(Saved data entries)
--- --- ---

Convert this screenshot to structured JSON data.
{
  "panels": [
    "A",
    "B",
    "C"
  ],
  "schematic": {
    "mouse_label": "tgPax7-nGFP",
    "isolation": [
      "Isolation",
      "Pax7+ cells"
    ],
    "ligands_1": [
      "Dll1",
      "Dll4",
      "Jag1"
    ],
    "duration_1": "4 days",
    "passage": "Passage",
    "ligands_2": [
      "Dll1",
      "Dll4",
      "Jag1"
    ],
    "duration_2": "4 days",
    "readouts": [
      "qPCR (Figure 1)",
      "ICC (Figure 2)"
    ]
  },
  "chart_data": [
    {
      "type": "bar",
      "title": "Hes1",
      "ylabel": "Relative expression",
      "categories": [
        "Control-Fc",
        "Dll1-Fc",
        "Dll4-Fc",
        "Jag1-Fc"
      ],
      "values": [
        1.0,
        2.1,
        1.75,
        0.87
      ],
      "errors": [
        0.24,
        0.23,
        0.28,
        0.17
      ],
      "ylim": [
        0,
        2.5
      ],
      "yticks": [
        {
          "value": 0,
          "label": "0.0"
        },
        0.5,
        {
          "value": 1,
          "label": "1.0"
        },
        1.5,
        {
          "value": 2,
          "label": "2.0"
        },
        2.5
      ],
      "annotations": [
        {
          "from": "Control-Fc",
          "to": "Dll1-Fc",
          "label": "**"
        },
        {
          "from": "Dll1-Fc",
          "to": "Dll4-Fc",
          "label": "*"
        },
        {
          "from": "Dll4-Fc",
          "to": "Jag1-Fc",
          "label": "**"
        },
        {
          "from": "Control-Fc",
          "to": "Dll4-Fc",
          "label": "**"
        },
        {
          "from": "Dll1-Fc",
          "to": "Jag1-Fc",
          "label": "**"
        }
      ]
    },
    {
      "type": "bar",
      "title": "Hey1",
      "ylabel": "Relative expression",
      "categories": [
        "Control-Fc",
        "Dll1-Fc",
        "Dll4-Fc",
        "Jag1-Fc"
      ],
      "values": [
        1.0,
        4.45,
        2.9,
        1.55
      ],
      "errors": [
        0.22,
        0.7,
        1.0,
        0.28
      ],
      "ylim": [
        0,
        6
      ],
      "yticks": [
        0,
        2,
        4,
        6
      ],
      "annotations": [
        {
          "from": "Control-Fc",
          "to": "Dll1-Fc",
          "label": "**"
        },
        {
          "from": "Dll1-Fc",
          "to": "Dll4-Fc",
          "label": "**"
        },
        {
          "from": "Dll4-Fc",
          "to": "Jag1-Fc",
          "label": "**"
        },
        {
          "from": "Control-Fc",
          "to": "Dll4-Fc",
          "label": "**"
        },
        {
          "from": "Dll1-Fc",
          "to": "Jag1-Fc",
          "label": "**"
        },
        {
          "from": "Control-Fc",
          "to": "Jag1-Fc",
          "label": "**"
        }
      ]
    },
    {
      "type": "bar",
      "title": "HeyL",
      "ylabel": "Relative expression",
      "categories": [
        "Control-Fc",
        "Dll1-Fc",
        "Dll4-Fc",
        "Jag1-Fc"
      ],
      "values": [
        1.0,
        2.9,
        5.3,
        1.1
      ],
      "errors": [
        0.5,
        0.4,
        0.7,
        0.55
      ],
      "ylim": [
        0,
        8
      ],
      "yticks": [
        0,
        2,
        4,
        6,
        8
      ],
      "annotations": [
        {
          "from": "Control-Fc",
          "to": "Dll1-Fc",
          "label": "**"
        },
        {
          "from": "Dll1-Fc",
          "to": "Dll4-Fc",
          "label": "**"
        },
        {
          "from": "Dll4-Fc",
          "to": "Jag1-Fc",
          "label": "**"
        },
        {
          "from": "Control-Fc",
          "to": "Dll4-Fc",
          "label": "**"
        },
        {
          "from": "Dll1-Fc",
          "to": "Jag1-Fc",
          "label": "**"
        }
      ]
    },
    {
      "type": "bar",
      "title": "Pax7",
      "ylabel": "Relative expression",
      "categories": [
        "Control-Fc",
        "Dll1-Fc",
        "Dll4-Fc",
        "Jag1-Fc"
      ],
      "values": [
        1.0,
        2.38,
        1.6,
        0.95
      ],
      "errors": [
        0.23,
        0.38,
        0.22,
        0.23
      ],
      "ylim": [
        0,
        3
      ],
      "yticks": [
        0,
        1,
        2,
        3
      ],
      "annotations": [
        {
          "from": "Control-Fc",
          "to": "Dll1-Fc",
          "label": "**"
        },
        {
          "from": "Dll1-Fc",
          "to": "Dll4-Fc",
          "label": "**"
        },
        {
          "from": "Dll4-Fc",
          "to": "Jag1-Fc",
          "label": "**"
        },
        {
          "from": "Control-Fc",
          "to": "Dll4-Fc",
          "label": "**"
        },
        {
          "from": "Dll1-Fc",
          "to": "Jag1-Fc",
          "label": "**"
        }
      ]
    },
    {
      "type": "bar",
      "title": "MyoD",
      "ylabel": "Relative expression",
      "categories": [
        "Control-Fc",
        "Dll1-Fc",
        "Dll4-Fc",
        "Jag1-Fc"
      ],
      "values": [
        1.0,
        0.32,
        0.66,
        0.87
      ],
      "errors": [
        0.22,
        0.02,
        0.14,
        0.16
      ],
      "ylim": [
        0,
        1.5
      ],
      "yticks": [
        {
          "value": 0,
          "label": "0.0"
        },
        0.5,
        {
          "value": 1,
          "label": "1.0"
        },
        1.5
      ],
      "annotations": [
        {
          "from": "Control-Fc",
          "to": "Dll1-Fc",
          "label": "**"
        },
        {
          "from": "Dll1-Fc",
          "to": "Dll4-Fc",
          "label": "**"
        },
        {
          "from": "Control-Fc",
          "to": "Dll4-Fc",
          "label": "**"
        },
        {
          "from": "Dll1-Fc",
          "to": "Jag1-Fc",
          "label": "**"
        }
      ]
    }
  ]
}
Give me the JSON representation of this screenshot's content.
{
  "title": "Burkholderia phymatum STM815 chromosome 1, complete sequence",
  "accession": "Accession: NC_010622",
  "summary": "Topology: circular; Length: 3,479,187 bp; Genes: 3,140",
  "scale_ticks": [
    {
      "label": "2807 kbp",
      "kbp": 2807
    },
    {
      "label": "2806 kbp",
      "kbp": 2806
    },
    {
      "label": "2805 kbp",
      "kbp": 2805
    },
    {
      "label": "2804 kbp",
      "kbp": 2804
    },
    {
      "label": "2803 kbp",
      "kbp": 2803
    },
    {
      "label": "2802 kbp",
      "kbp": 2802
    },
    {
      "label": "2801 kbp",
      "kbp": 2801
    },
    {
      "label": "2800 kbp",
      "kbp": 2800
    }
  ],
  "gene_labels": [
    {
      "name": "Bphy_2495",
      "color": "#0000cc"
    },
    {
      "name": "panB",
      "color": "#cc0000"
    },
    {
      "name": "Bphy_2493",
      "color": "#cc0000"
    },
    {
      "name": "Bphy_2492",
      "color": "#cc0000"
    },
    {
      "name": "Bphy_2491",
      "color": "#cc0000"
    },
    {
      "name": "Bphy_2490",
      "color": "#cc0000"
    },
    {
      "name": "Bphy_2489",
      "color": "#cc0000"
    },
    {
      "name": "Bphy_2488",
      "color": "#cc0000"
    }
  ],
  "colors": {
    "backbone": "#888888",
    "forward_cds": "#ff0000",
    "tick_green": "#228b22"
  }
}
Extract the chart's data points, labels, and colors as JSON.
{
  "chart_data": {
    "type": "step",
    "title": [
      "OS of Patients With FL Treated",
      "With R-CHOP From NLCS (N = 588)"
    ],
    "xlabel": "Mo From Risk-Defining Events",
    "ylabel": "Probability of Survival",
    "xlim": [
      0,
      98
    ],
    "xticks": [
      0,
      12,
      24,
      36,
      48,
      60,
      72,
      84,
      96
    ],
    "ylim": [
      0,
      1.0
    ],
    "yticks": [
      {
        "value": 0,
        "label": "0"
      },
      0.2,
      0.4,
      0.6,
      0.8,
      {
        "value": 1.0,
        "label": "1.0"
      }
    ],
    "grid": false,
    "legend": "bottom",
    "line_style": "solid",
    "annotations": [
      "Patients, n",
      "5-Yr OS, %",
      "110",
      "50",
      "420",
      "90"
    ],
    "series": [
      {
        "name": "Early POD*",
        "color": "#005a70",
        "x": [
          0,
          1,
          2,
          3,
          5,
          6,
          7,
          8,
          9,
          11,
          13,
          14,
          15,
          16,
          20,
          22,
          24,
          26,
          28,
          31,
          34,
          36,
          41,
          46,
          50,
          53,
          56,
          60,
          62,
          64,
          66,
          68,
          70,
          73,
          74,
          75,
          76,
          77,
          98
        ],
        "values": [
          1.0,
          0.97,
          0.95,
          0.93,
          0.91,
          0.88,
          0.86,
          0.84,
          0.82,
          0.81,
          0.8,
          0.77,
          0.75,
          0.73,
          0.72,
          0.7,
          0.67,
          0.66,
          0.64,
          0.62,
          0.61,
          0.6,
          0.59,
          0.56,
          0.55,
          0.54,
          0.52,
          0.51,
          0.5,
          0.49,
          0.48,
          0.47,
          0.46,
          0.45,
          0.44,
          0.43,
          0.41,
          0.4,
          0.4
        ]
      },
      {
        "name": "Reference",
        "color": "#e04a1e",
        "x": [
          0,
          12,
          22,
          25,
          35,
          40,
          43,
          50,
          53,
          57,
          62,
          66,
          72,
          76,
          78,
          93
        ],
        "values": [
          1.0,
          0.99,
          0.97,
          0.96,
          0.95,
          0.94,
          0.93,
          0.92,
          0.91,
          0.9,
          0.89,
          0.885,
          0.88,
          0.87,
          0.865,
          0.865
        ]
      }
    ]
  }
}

--- --- ---

TASK: When the word "colors" occurs in a line above, list that line.

SOLUTION FOR THIS TASK:
  "colors": {
Extract the chart's data points, labels, and colors as JSON.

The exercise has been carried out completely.